All of the data below should be written out exactly.

[Dataset entries]
--- START ---

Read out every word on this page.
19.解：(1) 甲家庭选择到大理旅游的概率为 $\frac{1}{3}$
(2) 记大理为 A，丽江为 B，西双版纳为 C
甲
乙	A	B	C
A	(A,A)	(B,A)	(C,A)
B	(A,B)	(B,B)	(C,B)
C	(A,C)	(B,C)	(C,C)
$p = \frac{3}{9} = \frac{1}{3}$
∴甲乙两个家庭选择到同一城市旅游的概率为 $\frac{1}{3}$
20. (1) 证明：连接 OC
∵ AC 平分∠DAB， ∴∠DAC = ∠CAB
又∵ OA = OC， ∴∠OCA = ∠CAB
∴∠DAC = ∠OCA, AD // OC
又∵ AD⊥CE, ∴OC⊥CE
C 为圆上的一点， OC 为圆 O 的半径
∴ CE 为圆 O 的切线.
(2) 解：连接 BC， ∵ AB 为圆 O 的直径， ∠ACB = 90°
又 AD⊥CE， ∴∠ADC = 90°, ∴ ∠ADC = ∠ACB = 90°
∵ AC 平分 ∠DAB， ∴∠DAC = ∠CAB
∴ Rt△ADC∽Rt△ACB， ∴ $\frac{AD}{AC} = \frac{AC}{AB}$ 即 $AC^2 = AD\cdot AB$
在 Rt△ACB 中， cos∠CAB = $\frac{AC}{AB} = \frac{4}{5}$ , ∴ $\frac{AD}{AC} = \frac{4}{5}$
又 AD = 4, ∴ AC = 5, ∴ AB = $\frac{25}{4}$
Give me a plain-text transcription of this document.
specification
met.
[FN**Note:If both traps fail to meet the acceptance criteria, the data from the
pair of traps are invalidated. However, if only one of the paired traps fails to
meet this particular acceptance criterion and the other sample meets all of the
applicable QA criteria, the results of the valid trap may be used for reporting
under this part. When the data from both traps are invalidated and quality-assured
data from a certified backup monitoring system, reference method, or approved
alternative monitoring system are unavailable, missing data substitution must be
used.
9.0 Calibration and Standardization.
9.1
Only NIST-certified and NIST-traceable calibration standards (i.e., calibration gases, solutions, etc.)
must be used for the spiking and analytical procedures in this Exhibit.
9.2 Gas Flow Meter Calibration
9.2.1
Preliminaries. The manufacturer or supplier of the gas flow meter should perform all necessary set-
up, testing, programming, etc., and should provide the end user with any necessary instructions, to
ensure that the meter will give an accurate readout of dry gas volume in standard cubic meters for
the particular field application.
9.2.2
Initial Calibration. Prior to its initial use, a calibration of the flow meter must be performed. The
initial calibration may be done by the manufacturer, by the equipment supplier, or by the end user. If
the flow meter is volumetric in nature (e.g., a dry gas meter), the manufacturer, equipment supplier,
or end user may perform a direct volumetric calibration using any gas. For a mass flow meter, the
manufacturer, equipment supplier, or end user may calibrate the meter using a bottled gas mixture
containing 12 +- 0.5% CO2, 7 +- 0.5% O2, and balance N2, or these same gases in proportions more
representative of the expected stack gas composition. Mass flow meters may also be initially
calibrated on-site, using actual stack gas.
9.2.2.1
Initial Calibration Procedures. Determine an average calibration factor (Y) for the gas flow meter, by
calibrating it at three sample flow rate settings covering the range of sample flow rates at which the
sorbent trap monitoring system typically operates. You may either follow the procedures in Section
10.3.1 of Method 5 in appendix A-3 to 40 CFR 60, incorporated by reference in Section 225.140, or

--- END ---

COMPLETE RESPONSE:
Read out every word on this page.
19.解：(1) 甲家庭选择到大理旅游的概率为 $\frac{1}{3}$
(2) 记大理为 A，丽江为 B，西双版纳为 C
甲
乙	A	B	C
A	(A,A)	(B,A)	(C,A)
B	(A,B)	(B,B)	(C,B)
C	(A,C)	(B,C)	(C,C)
$p = \frac{3}{9} = \frac{1}{3}$
∴甲乙两个家庭选择到同一城市旅游的概率为 $\frac{1}{3}$
20. (1) 证明：连接 OC
∵ AC 平分∠DAB， ∴∠DAC = ∠CAB
又∵ OA = OC， ∴∠OCA = ∠CAB
∴∠DAC = ∠OCA, AD // OC
又∵ AD⊥CE, ∴OC⊥CE
C 为圆上的一点， OC 为圆 O 的半径
∴ CE 为圆 O 的切线.
(2) 解：连接 BC， ∵ AB 为圆 O 的直径， ∠ACB = 90°
又 AD⊥CE， ∴∠ADC = 90°, ∴ ∠ADC = ∠ACB = 90°
∵ AC 平分 ∠DAB， ∴∠DAC = ∠CAB
∴ Rt△ADC∽Rt△ACB， ∴ $\frac{AD}{AC} = \frac{AC}{AB}$ 即 $AC^2 = AD\cdot AB$
在 Rt△ACB 中， cos∠CAB = $\frac{AC}{AB} = \frac{4}{5}$ , ∴ $\frac{AD}{AC} = \frac{4}{5}$
又 AD = 4, ∴ AC = 5, ∴ AB = $\frac{25}{4}$
Give me a plain-text transcription of this document.
specification
met.
[FN**Note:If both traps fail to meet the acceptance criteria, the data from the
pair of traps are invalidated. However, if only one of the paired traps fails to
meet this particular acceptance criterion and the other sample meets all of the
applicable QA criteria, the results of the valid trap may be used for reporting
under this part. When the data from both traps are invalidated and quality-assured
data from a certified backup monitoring system, reference method, or approved
alternative monitoring system are unavailable, missing data substitution must be
used.
9.0 Calibration and Standardization.
9.1
Only NIST-certified and NIST-traceable calibration standards (i.e., calibration gases, solutions, etc.)
must be used for the spiking and analytical procedures in this Exhibit.
9.2 Gas Flow Meter Calibration
9.2.1
Preliminaries. The manufacturer or supplier of the gas flow meter should perform all necessary set-
up, testing, programming, etc., and should provide the end user with any necessary instructions, to
ensure that the meter will give an accurate readout of dry gas volume in standard cubic meters for
the particular field application.
9.2.2
Initial Calibration. Prior to its initial use, a calibration of the flow meter must be performed. The
initial calibration may be done by the manufacturer, by the equipment supplier, or by the end user. If
the flow meter is volumetric in nature (e.g., a dry gas meter), the manufacturer, equipment supplier,
or end user may perform a direct volumetric calibration using any gas. For a mass flow meter, the
manufacturer, equipment supplier, or end user may calibrate the meter using a bottled gas mixture
containing 12 +- 0.5% CO2, 7 +- 0.5% O2, and balance N2, or these same gases in proportions more
representative of the expected stack gas composition. Mass flow meters may also be initially
calibrated on-site, using actual stack gas.
9.2.2.1
Initial Calibration Procedures. Determine an average calibration factor (Y) for the gas flow meter, by
calibrating it at three sample flow rate settings covering the range of sample flow rates at which the
sorbent trap monitoring system typically operates. You may either follow the procedures in Section
10.3.1 of Method 5 in appendix A-3 to 40 CFR 60, incorporated by reference in Section 225.140, or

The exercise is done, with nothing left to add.